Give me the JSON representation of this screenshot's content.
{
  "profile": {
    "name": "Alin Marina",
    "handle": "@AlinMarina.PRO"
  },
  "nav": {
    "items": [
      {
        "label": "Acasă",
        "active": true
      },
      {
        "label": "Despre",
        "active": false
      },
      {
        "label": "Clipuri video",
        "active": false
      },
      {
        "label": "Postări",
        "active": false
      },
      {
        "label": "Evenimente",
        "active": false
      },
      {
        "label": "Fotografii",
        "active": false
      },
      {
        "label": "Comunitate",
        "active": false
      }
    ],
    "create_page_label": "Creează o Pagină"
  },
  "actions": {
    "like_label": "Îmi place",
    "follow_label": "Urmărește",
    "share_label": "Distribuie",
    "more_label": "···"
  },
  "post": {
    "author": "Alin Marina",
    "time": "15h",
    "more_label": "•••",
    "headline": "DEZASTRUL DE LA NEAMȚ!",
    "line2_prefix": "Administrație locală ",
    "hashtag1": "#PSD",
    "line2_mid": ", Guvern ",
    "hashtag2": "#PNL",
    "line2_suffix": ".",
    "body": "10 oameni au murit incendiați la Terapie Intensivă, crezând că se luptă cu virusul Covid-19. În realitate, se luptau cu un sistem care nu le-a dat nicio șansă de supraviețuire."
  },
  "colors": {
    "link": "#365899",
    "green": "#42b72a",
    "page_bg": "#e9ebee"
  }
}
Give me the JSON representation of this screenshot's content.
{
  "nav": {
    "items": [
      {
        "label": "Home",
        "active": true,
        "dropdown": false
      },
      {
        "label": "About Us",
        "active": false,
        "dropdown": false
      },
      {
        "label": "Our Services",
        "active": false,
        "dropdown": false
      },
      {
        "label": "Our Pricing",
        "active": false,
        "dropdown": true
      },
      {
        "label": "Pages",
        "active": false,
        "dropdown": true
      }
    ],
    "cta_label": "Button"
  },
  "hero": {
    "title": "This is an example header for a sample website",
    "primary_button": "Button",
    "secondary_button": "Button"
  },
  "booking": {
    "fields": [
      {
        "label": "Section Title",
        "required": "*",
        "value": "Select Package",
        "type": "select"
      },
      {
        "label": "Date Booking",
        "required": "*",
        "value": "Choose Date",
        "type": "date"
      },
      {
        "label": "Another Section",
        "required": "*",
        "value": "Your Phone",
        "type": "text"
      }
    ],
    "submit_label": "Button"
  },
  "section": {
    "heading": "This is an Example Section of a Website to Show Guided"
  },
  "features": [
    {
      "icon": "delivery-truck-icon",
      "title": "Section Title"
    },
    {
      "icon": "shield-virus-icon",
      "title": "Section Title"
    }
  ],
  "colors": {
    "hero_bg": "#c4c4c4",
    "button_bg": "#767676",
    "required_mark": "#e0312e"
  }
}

**Assignment**
Please copy the whole of the material exactly as written.

**The completed task**
Give me the JSON representation of this screenshot's content.
{
  "profile": {
    "name": "Alin Marina",
    "handle": "@AlinMarina.PRO"
  },
  "nav": {
    "items": [
      {
        "label": "Acasă",
        "active": true
      },
      {
        "label": "Despre",
        "active": false
      },
      {
        "label": "Clipuri video",
        "active": false
      },
      {
        "label": "Postări",
        "active": false
      },
      {
        "label": "Evenimente",
        "active": false
      },
      {
        "label": "Fotografii",
        "active": false
      },
      {
        "label": "Comunitate",
        "active": false
      }
    ],
    "create_page_label": "Creează o Pagină"
  },
  "actions": {
    "like_label": "Îmi place",
    "follow_label": "Urmărește",
    "share_label": "Distribuie",
    "more_label": "···"
  },
  "post": {
    "author": "Alin Marina",
    "time": "15h",
    "more_label": "•••",
    "headline": "DEZASTRUL DE LA NEAMȚ!",
    "line2_prefix": "Administrație locală ",
    "hashtag1": "#PSD",
    "line2_mid": ", Guvern ",
    "hashtag2": "#PNL",
    "line2_suffix": ".",
    "body": "10 oameni au murit incendiați la Terapie Intensivă, crezând că se luptă cu virusul Covid-19. În realitate, se luptau cu un sistem care nu le-a dat nicio șansă de supraviețuire."
  },
  "colors": {
    "link": "#365899",
    "green": "#42b72a",
    "page_bg": "#e9ebee"
  }
}
Give me the JSON representation of this screenshot's content.
{
  "nav": {
    "items": [
      {
        "label": "Home",
        "active": true,
        "dropdown": false
      },
      {
        "label": "About Us",
        "active": false,
        "dropdown": false
      },
      {
        "label": "Our Services",
        "active": false,
        "dropdown": false
      },
      {
        "label": "Our Pricing",
        "active": false,
        "dropdown": true
      },
      {
        "label": "Pages",
        "active": false,
        "dropdown": true
      }
    ],
    "cta_label": "Button"
  },
  "hero": {
    "title": "This is an example header for a sample website",
    "primary_button": "Button",
    "secondary_button": "Button"
  },
  "booking": {
    "fields": [
      {
        "label": "Section Title",
        "required": "*",
        "value": "Select Package",
        "type": "select"
      },
      {
        "label": "Date Booking",
        "required": "*",
        "value": "Choose Date",
        "type": "date"
      },
      {
        "label": "Another Section",
        "required": "*",
        "value": "Your Phone",
        "type": "text"
      }
    ],
    "submit_label": "Button"
  },
  "section": {
    "heading": "This is an Example Section of a Website to Show Guided"
  },
  "features": [
    {
      "icon": "delivery-truck-icon",
      "title": "Section Title"
    },
    {
      "icon": "shield-virus-icon",
      "title": "Section Title"
    }
  ],
  "colors": {
    "hero_bg": "#c4c4c4",
    "button_bg": "#767676",
    "required_mark": "#e0312e"
  }
}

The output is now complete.